* Goal
Identify the lines that contain the word "мебели", then copy them.

* Data entries
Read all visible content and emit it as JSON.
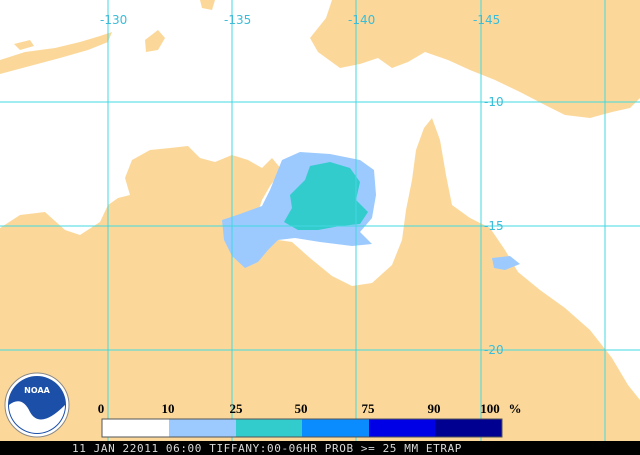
{
  "map": {
    "lon_labels": [
      "-130",
      "-135",
      "-140",
      "-145"
    ],
    "lat_labels": [
      "-10",
      "-15",
      "-20"
    ],
    "logo": "NOAA",
    "legend": {
      "labels": [
        "0",
        "10",
        "25",
        "50",
        "75",
        "90",
        "100"
      ],
      "unit": "%"
    },
    "footer": "11 JAN 22011 06:00 TIFFANY:00-06HR PROB >= 25 MM ETRAP"
  }
}
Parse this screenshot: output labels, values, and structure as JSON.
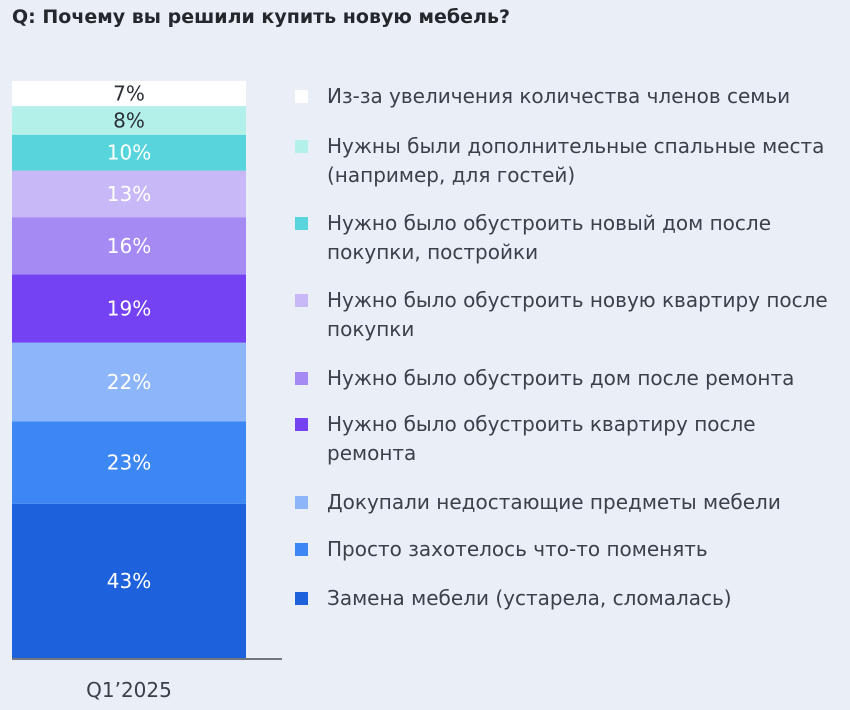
{
  "title": "Q: Почему вы решили купить новую мебель?",
  "chart_data": {
    "type": "bar",
    "stacked": true,
    "categories": [
      "Q1’2025"
    ],
    "series": [
      {
        "name": "Замена мебели (устарела, сломалась)",
        "values": [
          43
        ],
        "label": "43%",
        "color": "#1e61dc"
      },
      {
        "name": "Просто захотелось что-то поменять",
        "values": [
          23
        ],
        "label": "23%",
        "color": "#3d87f5"
      },
      {
        "name": "Докупали недостающие предметы мебели",
        "values": [
          22
        ],
        "label": "22%",
        "color": "#8cb6f9"
      },
      {
        "name": "Нужно было обустроить квартиру после ремонта",
        "values": [
          19
        ],
        "label": "19%",
        "color": "#7441f3"
      },
      {
        "name": "Нужно было обустроить дом после ремонта",
        "values": [
          16
        ],
        "label": "16%",
        "color": "#a68af4"
      },
      {
        "name": "Нужно было обустроить новую квартиру после покупки",
        "values": [
          13
        ],
        "label": "13%",
        "color": "#c9b8f7"
      },
      {
        "name": "Нужно было обустроить новый дом после покупки, постройки",
        "values": [
          10
        ],
        "label": "10%",
        "color": "#58d5dc"
      },
      {
        "name": "Нужны были дополнительные спальные места (например, для гостей)",
        "values": [
          8
        ],
        "label": "8%",
        "color": "#b3f0ea"
      },
      {
        "name": "Из-за увеличения количества членов семьи",
        "values": [
          7
        ],
        "label": "7%",
        "color": "#ffffff"
      }
    ],
    "legend_order": [
      8,
      7,
      6,
      5,
      4,
      3,
      2,
      1,
      0
    ],
    "xlabel": "",
    "ylabel": "",
    "legend": "right"
  }
}
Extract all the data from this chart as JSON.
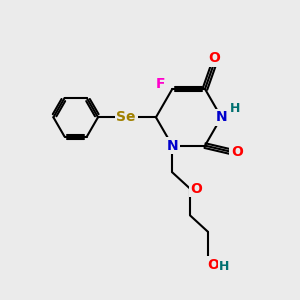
{
  "bg_color": "#ebebeb",
  "bond_color": "#000000",
  "bond_width": 1.5,
  "atom_colors": {
    "O": "#ff0000",
    "N": "#0000cc",
    "F": "#ff00cc",
    "Se": "#a08000",
    "H": "#007070",
    "C": "#000000"
  },
  "font_size": 10,
  "figsize": [
    3.0,
    3.0
  ],
  "dpi": 100
}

* Written response
        "name": "Замена мебели (устарела, сломалась)",
        "name": "Докупали недостающие предметы мебели",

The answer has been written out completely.